### [Written instruction]
Find the lines holding the string "处理和交换" in the data, then copy all of them.
-- start of Entries supplied --
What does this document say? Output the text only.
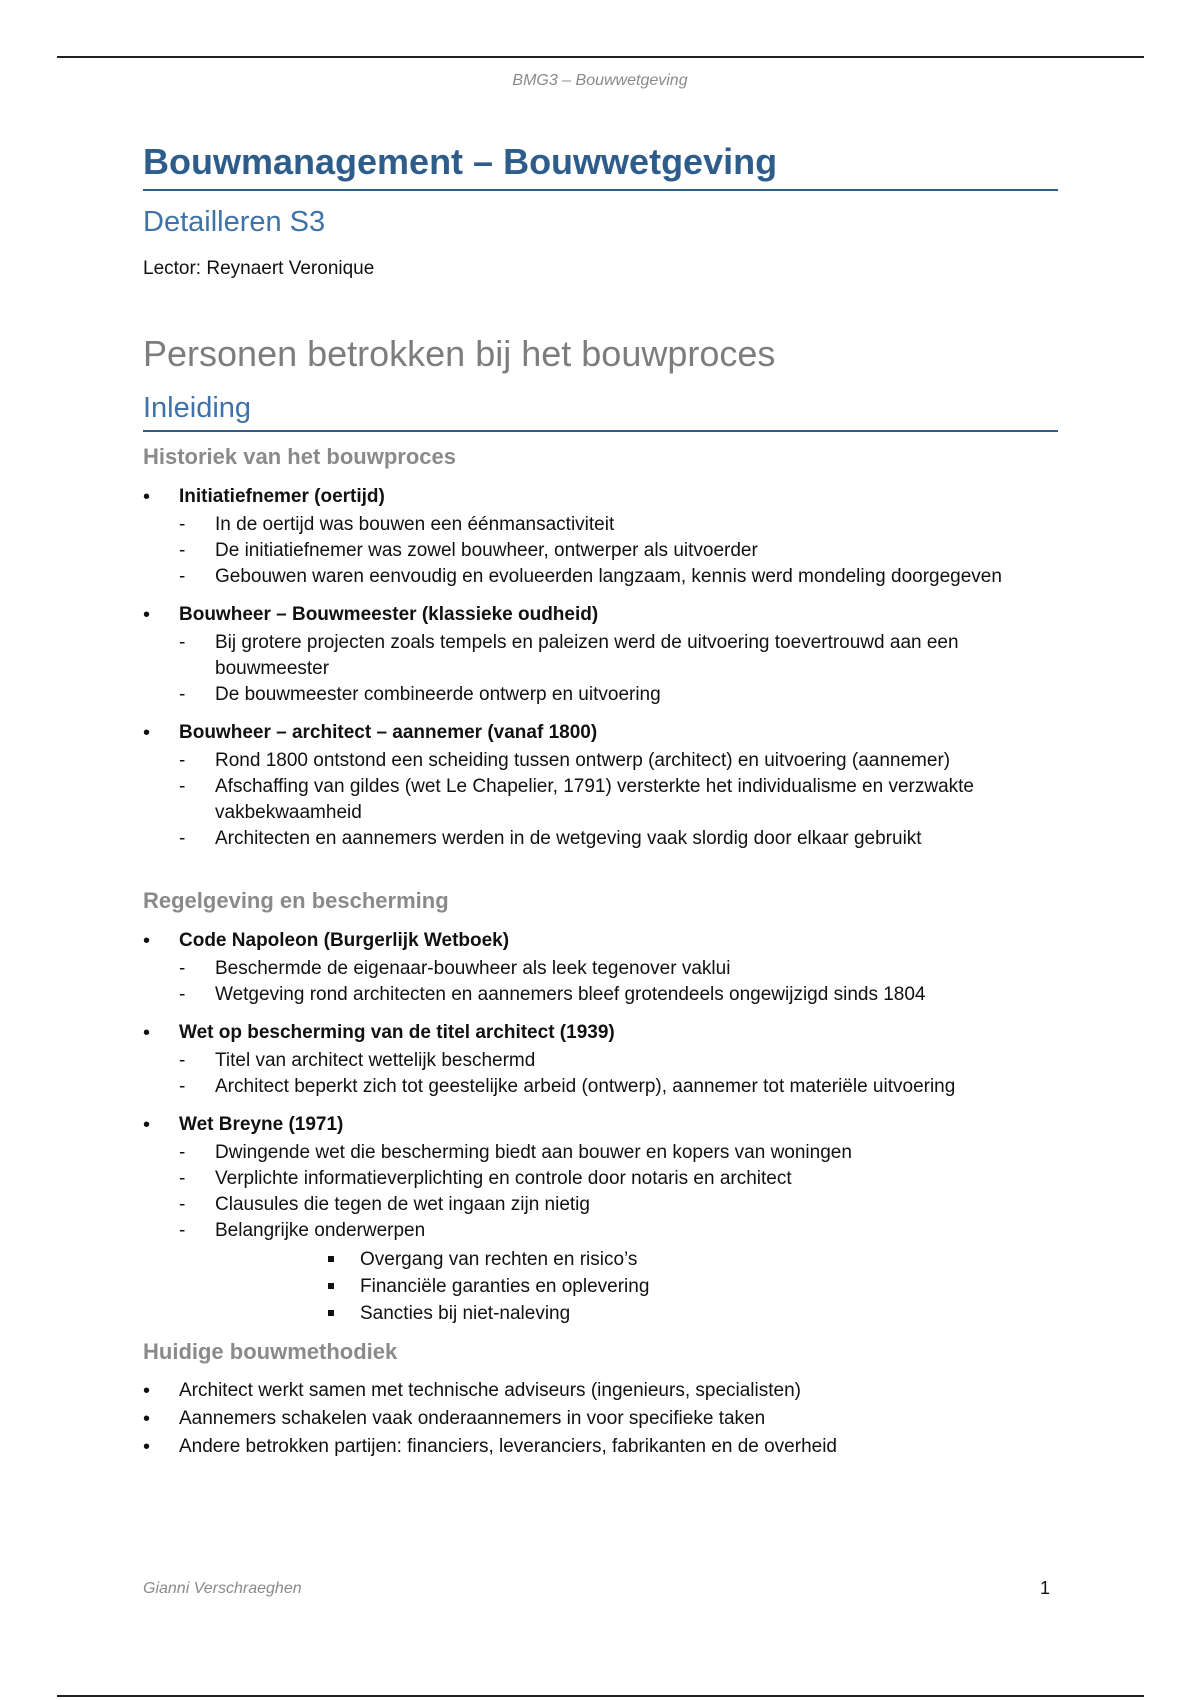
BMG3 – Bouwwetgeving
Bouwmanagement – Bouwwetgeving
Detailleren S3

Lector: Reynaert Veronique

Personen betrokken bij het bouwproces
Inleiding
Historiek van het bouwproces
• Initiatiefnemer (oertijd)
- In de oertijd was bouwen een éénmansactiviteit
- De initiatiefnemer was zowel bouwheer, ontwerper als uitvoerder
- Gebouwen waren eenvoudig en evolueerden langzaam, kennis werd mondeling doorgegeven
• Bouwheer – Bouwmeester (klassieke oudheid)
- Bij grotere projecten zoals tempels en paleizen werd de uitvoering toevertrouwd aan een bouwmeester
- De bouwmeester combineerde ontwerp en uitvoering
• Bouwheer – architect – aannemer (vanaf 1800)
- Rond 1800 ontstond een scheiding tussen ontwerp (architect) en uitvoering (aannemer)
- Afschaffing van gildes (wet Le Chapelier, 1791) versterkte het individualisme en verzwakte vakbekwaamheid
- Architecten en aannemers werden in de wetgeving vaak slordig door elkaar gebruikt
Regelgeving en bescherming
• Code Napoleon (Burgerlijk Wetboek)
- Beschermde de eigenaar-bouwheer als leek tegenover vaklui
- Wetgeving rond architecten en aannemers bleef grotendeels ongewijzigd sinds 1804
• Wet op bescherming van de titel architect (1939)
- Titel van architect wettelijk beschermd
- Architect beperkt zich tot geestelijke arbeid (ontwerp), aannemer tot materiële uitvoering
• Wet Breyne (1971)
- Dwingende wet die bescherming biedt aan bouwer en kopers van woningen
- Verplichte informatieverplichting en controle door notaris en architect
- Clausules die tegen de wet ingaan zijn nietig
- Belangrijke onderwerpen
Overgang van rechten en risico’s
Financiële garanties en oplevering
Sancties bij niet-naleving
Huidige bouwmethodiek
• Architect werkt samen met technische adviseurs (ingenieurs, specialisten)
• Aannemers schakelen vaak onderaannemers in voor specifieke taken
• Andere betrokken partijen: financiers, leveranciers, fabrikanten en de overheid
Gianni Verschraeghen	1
-- end of Entries supplied --
-- start of Entries supplied --
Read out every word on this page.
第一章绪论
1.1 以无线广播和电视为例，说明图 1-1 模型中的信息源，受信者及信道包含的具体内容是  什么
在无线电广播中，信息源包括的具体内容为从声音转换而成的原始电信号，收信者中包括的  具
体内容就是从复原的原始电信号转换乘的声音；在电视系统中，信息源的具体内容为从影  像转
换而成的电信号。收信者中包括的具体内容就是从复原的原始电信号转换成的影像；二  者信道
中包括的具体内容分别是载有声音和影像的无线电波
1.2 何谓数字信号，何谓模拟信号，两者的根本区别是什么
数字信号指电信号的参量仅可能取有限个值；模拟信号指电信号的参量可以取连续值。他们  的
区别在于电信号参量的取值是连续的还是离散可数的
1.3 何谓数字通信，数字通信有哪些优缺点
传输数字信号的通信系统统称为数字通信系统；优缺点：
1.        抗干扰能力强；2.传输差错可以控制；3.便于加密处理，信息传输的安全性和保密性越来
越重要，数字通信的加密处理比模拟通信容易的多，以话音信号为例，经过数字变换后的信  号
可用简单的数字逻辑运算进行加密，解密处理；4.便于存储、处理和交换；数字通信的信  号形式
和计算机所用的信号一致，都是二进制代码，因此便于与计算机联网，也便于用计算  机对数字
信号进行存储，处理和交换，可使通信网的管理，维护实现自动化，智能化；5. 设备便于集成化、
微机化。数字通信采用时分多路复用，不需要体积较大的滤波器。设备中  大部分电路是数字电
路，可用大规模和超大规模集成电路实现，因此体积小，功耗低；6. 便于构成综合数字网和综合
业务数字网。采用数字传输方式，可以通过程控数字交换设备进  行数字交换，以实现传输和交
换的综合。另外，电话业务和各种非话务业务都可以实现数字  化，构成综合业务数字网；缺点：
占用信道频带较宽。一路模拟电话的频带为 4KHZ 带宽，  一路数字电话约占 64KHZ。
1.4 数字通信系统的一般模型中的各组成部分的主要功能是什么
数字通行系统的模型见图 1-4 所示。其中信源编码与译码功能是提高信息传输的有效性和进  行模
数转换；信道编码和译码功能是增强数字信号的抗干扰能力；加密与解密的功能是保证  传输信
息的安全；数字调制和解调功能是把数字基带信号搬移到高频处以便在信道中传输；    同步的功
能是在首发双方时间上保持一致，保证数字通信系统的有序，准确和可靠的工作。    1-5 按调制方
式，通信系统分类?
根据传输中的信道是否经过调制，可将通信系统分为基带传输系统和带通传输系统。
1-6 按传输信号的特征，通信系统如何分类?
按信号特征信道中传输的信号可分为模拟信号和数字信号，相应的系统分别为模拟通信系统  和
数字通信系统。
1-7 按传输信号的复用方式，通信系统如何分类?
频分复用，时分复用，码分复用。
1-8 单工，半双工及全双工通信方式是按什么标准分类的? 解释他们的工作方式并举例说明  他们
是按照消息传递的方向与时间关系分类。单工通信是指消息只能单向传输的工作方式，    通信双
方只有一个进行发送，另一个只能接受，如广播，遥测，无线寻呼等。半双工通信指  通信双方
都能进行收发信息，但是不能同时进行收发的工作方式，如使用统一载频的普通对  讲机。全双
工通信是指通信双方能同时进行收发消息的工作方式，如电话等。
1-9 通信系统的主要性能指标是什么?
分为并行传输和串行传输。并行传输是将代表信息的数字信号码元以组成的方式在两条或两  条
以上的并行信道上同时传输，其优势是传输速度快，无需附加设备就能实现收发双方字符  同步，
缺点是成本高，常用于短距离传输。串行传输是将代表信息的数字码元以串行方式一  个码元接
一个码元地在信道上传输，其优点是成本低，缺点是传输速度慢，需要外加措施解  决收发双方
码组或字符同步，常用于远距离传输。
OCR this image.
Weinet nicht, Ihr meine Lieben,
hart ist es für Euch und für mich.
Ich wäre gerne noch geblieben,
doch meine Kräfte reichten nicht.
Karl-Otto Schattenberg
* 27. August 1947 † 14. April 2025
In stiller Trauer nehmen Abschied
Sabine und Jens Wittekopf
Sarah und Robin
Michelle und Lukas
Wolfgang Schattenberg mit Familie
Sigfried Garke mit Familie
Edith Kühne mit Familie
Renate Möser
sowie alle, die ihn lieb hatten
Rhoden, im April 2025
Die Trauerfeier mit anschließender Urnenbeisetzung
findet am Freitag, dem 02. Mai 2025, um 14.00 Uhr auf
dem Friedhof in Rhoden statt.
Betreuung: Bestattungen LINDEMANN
-- end of Entries supplied --
### [Reply to the task]
可用简单的数字逻辑运算进行加密，解密处理；4.便于存储、处理和交换；数字通信的信  号形式
信号进行存储，处理和交换，可使通信网的管理，维护实现自动化，智能化；5. 设备便于集成化、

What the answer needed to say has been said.